# SOURCE MATERIAL
%%
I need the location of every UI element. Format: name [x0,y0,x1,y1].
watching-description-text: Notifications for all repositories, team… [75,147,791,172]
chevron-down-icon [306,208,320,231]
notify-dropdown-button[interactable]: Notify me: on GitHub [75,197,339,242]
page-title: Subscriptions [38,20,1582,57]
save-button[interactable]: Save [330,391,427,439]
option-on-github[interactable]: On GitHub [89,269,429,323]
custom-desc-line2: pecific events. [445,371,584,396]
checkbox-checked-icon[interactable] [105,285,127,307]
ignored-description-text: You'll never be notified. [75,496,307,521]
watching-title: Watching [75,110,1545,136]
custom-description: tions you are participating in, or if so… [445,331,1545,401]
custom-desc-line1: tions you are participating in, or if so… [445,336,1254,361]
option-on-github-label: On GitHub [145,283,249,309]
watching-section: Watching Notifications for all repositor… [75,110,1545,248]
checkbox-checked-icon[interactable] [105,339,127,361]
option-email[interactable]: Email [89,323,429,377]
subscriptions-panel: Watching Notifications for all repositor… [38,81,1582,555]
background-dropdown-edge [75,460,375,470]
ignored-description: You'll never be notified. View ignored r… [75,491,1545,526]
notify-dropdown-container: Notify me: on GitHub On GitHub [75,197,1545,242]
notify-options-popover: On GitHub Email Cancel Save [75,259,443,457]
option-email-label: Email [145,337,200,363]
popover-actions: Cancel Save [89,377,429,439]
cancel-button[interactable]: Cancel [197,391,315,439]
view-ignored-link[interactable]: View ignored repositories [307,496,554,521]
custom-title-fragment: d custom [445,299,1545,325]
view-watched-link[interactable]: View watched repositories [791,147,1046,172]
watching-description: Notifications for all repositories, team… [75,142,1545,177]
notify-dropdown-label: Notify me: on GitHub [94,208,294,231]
%%
# EXERCISE DIRECTIONS
Retype the entire listing above line for line, keeping every character unchanged.

# ANSWER IN FULL
I need the location of every UI element. Format: name [x0,y0,x1,y1].
watching-description-text: Notifications for all repositories, team… [75,147,791,172]
chevron-down-icon [306,208,320,231]
notify-dropdown-button[interactable]: Notify me: on GitHub [75,197,339,242]
page-title: Subscriptions [38,20,1582,57]
save-button[interactable]: Save [330,391,427,439]
option-on-github[interactable]: On GitHub [89,269,429,323]
custom-desc-line2: pecific events. [445,371,584,396]
checkbox-checked-icon[interactable] [105,285,127,307]
ignored-description-text: You'll never be notified. [75,496,307,521]
watching-title: Watching [75,110,1545,136]
custom-description: tions you are participating in, or if so… [445,331,1545,401]
custom-desc-line1: tions you are participating in, or if so… [445,336,1254,361]
option-on-github-label: On GitHub [145,283,249,309]
watching-section: Watching Notifications for all repositor… [75,110,1545,248]
checkbox-checked-icon[interactable] [105,339,127,361]
option-email[interactable]: Email [89,323,429,377]
subscriptions-panel: Watching Notifications for all repositor… [38,81,1582,555]
background-dropdown-edge [75,460,375,470]
ignored-description: You'll never be notified. View ignored r… [75,491,1545,526]
notify-dropdown-container: Notify me: on GitHub On GitHub [75,197,1545,242]
notify-options-popover: On GitHub Email Cancel Save [75,259,443,457]
option-email-label: Email [145,337,200,363]
popover-actions: Cancel Save [89,377,429,439]
cancel-button[interactable]: Cancel [197,391,315,439]
view-ignored-link[interactable]: View ignored repositories [307,496,554,521]
custom-title-fragment: d custom [445,299,1545,325]
view-watched-link[interactable]: View watched repositories [791,147,1046,172]
watching-description: Notifications for all repositories, team… [75,142,1545,177]
notify-dropdown-label: Notify me: on GitHub [94,208,294,231]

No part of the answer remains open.